Your task:
Identify the lines containing the word "ФОРМЫ". Copy each one.

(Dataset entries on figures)
═══
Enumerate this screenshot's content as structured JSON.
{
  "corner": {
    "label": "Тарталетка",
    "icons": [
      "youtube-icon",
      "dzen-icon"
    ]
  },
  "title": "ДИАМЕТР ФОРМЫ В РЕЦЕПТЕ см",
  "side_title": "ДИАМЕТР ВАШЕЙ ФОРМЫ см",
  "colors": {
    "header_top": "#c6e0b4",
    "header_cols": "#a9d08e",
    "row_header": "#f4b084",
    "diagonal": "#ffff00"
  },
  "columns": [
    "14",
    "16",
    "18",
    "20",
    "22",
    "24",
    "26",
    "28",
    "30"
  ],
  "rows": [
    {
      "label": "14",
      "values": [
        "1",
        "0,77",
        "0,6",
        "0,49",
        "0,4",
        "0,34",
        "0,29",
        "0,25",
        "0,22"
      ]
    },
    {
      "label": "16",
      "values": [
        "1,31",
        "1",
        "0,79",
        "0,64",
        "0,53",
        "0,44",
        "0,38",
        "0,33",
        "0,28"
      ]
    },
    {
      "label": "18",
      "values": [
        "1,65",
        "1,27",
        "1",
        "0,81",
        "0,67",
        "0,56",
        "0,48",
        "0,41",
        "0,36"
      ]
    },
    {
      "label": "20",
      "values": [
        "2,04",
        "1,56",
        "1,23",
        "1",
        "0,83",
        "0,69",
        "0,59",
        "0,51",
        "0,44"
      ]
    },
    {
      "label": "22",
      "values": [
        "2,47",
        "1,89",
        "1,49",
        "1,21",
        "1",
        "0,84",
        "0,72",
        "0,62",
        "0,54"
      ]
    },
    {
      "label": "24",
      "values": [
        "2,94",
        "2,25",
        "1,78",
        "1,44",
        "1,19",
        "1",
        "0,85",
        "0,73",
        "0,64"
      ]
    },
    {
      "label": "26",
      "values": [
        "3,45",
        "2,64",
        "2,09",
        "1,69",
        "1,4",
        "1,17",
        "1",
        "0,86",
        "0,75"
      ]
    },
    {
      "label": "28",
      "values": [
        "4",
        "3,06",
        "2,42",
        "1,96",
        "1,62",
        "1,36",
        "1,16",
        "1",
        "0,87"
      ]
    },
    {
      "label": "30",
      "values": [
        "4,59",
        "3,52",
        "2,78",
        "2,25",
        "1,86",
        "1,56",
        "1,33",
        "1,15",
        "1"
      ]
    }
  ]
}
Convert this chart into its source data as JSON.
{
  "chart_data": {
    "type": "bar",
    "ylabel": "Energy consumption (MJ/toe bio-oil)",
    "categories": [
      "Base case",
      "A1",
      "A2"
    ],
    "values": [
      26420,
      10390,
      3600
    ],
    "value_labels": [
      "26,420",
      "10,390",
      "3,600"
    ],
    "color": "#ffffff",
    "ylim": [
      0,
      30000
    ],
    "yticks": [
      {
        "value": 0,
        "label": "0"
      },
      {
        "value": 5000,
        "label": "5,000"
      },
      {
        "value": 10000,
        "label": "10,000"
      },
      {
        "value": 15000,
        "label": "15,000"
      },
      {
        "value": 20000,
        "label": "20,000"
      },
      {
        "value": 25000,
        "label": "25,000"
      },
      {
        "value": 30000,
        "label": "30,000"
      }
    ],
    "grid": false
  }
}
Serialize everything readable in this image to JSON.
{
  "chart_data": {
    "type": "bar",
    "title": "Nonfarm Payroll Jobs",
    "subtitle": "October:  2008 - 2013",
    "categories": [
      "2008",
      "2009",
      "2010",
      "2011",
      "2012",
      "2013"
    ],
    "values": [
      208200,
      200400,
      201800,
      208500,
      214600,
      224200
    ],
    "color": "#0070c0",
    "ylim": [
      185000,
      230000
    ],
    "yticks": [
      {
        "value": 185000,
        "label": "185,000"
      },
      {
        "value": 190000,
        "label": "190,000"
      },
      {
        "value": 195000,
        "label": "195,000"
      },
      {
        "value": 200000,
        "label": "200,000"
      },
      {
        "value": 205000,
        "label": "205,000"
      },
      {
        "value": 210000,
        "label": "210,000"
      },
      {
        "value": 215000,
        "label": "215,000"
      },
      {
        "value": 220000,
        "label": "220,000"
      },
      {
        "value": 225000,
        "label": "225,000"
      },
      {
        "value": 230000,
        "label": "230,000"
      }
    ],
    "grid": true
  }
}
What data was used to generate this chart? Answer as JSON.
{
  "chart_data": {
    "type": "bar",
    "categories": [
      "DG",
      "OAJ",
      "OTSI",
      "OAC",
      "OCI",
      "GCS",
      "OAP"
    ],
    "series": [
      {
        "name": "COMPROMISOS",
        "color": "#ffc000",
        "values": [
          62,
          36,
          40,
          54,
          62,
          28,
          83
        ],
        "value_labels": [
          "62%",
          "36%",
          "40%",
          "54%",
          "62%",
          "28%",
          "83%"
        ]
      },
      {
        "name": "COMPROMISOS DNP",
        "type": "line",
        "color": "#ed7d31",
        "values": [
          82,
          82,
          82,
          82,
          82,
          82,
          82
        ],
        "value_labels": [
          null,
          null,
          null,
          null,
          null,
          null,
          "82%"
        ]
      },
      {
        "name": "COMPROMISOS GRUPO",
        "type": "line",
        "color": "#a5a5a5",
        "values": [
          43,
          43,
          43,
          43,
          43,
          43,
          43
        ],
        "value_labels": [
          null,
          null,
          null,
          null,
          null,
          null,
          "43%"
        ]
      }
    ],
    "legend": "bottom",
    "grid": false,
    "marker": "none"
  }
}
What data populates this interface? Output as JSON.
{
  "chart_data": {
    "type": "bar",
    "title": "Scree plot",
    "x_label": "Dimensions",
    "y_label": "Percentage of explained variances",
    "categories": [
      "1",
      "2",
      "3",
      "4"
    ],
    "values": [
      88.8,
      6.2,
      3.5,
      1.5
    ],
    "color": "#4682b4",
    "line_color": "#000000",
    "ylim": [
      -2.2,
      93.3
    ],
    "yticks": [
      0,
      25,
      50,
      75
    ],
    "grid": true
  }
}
═══
Written solution:
  "title": "ДИАМЕТР ФОРМЫ В РЕЦЕПТЕ см",
  "side_title": "ДИАМЕТР ВАШЕЙ ФОРМЫ см",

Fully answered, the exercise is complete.